# Goal
Write the data out again in full, with no departure from the original.

# Given records
((
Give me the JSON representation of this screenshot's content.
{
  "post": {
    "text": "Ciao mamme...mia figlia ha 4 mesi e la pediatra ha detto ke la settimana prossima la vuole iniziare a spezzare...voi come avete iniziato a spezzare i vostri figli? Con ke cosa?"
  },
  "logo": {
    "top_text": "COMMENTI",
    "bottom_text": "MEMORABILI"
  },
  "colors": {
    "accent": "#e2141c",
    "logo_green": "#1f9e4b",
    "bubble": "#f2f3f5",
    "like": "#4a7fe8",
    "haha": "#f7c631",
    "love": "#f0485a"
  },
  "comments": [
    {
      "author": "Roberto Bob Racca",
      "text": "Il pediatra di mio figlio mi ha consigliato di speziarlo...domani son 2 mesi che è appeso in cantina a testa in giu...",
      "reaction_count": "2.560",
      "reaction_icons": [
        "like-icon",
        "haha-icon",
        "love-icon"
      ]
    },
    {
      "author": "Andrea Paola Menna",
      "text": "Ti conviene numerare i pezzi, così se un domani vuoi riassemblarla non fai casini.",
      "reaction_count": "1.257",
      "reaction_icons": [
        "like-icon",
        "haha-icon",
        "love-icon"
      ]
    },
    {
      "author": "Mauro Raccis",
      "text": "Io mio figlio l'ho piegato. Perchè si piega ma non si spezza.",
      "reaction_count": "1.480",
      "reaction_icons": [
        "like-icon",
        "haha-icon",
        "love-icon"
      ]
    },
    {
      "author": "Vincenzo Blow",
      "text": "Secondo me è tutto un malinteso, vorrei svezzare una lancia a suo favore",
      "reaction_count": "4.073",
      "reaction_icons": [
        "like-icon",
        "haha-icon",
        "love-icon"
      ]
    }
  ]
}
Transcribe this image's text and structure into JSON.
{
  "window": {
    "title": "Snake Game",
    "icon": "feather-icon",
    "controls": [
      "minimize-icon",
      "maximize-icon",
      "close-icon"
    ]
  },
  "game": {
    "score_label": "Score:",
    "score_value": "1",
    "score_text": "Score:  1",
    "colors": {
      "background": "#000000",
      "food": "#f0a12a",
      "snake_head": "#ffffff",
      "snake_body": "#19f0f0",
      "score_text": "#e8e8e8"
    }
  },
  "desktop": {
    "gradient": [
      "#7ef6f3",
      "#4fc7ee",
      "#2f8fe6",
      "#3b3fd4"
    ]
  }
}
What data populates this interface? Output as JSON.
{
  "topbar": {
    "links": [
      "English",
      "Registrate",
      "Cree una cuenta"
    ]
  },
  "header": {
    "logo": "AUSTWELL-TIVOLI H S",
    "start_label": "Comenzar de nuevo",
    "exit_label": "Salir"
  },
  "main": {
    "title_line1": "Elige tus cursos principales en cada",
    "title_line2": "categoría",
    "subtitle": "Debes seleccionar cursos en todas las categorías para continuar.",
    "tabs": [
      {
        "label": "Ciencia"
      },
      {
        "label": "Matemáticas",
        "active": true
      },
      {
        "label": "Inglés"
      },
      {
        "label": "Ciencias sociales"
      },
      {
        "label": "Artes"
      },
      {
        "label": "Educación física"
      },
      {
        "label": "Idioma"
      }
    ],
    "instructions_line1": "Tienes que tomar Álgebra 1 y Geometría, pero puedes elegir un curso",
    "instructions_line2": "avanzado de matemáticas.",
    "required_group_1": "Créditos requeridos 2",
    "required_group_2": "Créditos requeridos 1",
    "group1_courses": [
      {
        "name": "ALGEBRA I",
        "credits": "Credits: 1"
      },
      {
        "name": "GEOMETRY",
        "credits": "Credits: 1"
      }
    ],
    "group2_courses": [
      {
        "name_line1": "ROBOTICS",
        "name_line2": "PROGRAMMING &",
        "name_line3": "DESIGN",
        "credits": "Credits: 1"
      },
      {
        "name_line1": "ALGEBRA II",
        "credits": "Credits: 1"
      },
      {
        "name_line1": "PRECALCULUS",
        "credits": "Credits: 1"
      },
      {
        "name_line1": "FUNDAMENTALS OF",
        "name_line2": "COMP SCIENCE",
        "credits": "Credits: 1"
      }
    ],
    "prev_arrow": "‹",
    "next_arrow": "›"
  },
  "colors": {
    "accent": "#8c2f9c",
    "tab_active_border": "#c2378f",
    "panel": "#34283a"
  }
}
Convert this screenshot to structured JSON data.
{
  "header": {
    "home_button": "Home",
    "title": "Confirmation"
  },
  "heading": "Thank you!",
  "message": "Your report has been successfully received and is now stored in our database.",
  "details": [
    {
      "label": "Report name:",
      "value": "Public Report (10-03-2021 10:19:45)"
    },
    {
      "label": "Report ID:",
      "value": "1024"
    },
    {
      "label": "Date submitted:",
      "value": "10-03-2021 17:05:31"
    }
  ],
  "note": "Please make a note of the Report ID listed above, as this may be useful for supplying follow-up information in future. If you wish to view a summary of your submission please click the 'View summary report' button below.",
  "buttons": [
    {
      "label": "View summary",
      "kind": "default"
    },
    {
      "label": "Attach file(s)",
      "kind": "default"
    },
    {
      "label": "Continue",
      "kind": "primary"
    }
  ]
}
))
# Answer to the exercise
Give me the JSON representation of this screenshot's content.
{
  "post": {
    "text": "Ciao mamme...mia figlia ha 4 mesi e la pediatra ha detto ke la settimana prossima la vuole iniziare a spezzare...voi come avete iniziato a spezzare i vostri figli? Con ke cosa?"
  },
  "logo": {
    "top_text": "COMMENTI",
    "bottom_text": "MEMORABILI"
  },
  "colors": {
    "accent": "#e2141c",
    "logo_green": "#1f9e4b",
    "bubble": "#f2f3f5",
    "like": "#4a7fe8",
    "haha": "#f7c631",
    "love": "#f0485a"
  },
  "comments": [
    {
      "author": "Roberto Bob Racca",
      "text": "Il pediatra di mio figlio mi ha consigliato di speziarlo...domani son 2 mesi che è appeso in cantina a testa in giu...",
      "reaction_count": "2.560",
      "reaction_icons": [
        "like-icon",
        "haha-icon",
        "love-icon"
      ]
    },
    {
      "author": "Andrea Paola Menna",
      "text": "Ti conviene numerare i pezzi, così se un domani vuoi riassemblarla non fai casini.",
      "reaction_count": "1.257",
      "reaction_icons": [
        "like-icon",
        "haha-icon",
        "love-icon"
      ]
    },
    {
      "author": "Mauro Raccis",
      "text": "Io mio figlio l'ho piegato. Perchè si piega ma non si spezza.",
      "reaction_count": "1.480",
      "reaction_icons": [
        "like-icon",
        "haha-icon",
        "love-icon"
      ]
    },
    {
      "author": "Vincenzo Blow",
      "text": "Secondo me è tutto un malinteso, vorrei svezzare una lancia a suo favore",
      "reaction_count": "4.073",
      "reaction_icons": [
        "like-icon",
        "haha-icon",
        "love-icon"
      ]
    }
  ]
}
Transcribe this image's text and structure into JSON.
{
  "window": {
    "title": "Snake Game",
    "icon": "feather-icon",
    "controls": [
      "minimize-icon",
      "maximize-icon",
      "close-icon"
    ]
  },
  "game": {
    "score_label": "Score:",
    "score_value": "1",
    "score_text": "Score:  1",
    "colors": {
      "background": "#000000",
      "food": "#f0a12a",
      "snake_head": "#ffffff",
      "snake_body": "#19f0f0",
      "score_text": "#e8e8e8"
    }
  },
  "desktop": {
    "gradient": [
      "#7ef6f3",
      "#4fc7ee",
      "#2f8fe6",
      "#3b3fd4"
    ]
  }
}
What data populates this interface? Output as JSON.
{
  "topbar": {
    "links": [
      "English",
      "Registrate",
      "Cree una cuenta"
    ]
  },
  "header": {
    "logo": "AUSTWELL-TIVOLI H S",
    "start_label": "Comenzar de nuevo",
    "exit_label": "Salir"
  },
  "main": {
    "title_line1": "Elige tus cursos principales en cada",
    "title_line2": "categoría",
    "subtitle": "Debes seleccionar cursos en todas las categorías para continuar.",
    "tabs": [
      {
        "label": "Ciencia"
      },
      {
        "label": "Matemáticas",
        "active": true
      },
      {
        "label": "Inglés"
      },
      {
        "label": "Ciencias sociales"
      },
      {
        "label": "Artes"
      },
      {
        "label": "Educación física"
      },
      {
        "label": "Idioma"
      }
    ],
    "instructions_line1": "Tienes que tomar Álgebra 1 y Geometría, pero puedes elegir un curso",
    "instructions_line2": "avanzado de matemáticas.",
    "required_group_1": "Créditos requeridos 2",
    "required_group_2": "Créditos requeridos 1",
    "group1_courses": [
      {
        "name": "ALGEBRA I",
        "credits": "Credits: 1"
      },
      {
        "name": "GEOMETRY",
        "credits": "Credits: 1"
      }
    ],
    "group2_courses": [
      {
        "name_line1": "ROBOTICS",
        "name_line2": "PROGRAMMING &",
        "name_line3": "DESIGN",
        "credits": "Credits: 1"
      },
      {
        "name_line1": "ALGEBRA II",
        "credits": "Credits: 1"
      },
      {
        "name_line1": "PRECALCULUS",
        "credits": "Credits: 1"
      },
      {
        "name_line1": "FUNDAMENTALS OF",
        "name_line2": "COMP SCIENCE",
        "credits": "Credits: 1"
      }
    ],
    "prev_arrow": "‹",
    "next_arrow": "›"
  },
  "colors": {
    "accent": "#8c2f9c",
    "tab_active_border": "#c2378f",
    "panel": "#34283a"
  }
}
Convert this screenshot to structured JSON data.
{
  "header": {
    "home_button": "Home",
    "title": "Confirmation"
  },
  "heading": "Thank you!",
  "message": "Your report has been successfully received and is now stored in our database.",
  "details": [
    {
      "label": "Report name:",
      "value": "Public Report (10-03-2021 10:19:45)"
    },
    {
      "label": "Report ID:",
      "value": "1024"
    },
    {
      "label": "Date submitted:",
      "value": "10-03-2021 17:05:31"
    }
  ],
  "note": "Please make a note of the Report ID listed above, as this may be useful for supplying follow-up information in future. If you wish to view a summary of your submission please click the 'View summary report' button below.",
  "buttons": [
    {
      "label": "View summary",
      "kind": "default"
    },
    {
      "label": "Attach file(s)",
      "kind": "default"
    },
    {
      "label": "Continue",
      "kind": "primary"
    }
  ]
}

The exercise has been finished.